(INSTRUCTION): Gather all lines from the material that contain "jump".

[Dataset items]
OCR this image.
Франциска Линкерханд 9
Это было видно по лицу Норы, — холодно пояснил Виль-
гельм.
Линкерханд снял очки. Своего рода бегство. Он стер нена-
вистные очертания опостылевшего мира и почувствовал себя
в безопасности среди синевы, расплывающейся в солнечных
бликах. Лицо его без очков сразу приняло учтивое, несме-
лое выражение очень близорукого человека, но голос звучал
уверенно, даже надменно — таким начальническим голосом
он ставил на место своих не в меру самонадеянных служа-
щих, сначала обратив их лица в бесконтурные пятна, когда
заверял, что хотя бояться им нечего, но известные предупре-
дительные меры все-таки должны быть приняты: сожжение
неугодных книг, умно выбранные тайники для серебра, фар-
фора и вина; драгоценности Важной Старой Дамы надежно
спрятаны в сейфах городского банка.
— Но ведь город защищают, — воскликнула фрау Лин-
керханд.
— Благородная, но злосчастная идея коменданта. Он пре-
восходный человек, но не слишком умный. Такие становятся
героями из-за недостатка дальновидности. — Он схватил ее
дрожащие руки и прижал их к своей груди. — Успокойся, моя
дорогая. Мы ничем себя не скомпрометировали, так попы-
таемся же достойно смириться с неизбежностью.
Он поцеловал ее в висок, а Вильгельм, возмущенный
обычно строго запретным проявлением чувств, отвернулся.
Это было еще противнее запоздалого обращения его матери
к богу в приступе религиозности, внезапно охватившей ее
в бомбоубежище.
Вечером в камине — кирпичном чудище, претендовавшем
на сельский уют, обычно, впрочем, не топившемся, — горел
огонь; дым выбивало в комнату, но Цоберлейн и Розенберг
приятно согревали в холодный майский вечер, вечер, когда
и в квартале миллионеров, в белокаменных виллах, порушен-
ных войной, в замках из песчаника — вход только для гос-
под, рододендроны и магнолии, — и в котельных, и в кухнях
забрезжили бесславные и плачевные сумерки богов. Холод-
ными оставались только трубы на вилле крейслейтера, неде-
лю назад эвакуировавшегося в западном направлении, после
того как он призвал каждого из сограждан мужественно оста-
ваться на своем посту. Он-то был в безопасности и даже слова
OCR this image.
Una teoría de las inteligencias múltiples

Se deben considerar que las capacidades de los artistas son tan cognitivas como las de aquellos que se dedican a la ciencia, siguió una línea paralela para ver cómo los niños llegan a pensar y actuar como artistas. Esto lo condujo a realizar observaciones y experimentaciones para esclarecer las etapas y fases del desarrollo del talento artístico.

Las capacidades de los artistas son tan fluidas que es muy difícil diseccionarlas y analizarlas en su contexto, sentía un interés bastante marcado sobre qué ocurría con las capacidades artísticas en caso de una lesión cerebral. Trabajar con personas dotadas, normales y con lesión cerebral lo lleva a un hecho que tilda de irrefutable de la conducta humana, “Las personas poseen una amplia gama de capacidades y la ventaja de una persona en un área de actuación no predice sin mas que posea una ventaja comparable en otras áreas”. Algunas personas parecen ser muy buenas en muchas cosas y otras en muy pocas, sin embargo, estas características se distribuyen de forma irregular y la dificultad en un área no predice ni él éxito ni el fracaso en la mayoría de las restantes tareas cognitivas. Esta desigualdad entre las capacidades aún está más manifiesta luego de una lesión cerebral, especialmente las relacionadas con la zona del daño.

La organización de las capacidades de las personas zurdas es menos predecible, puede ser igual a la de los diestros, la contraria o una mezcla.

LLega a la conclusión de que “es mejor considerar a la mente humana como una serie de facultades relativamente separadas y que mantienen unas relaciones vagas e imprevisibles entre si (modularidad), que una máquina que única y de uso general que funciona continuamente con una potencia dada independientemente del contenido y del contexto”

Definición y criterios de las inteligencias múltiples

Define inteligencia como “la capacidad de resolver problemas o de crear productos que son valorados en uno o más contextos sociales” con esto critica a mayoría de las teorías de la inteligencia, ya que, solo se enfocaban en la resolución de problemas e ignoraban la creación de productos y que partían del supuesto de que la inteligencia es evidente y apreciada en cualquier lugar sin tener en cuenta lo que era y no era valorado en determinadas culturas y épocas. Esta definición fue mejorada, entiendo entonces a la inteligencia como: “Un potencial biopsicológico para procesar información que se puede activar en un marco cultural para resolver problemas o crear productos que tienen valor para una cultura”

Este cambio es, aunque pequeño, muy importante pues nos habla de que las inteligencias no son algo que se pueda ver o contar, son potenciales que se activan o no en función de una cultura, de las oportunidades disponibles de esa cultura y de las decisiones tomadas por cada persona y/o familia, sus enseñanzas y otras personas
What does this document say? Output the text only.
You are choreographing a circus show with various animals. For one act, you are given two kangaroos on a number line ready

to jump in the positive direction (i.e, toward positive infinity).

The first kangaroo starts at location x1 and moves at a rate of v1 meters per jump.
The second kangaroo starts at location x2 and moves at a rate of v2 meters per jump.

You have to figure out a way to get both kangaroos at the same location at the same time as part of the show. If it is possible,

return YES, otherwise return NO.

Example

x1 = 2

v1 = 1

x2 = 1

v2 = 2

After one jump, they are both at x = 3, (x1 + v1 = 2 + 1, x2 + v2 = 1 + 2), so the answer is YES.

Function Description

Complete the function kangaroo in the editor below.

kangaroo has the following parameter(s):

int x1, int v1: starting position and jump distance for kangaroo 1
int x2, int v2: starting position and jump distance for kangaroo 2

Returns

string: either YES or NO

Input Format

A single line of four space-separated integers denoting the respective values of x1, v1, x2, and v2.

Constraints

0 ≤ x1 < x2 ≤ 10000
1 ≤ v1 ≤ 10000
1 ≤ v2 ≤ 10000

(THE ANSWER):
to jump in the positive direction (i.e, toward positive infinity).
The first kangaroo starts at location x1 and moves at a rate of v1 meters per jump.
The second kangaroo starts at location x2 and moves at a rate of v2 meters per jump.
After one jump, they are both at x = 3, (x1 + v1 = 2 + 1, x2 + v2 = 1 + 2), so the answer is YES.
int x1, int v1: starting position and jump distance for kangaroo 1
int x2, int v2: starting position and jump distance for kangaroo 2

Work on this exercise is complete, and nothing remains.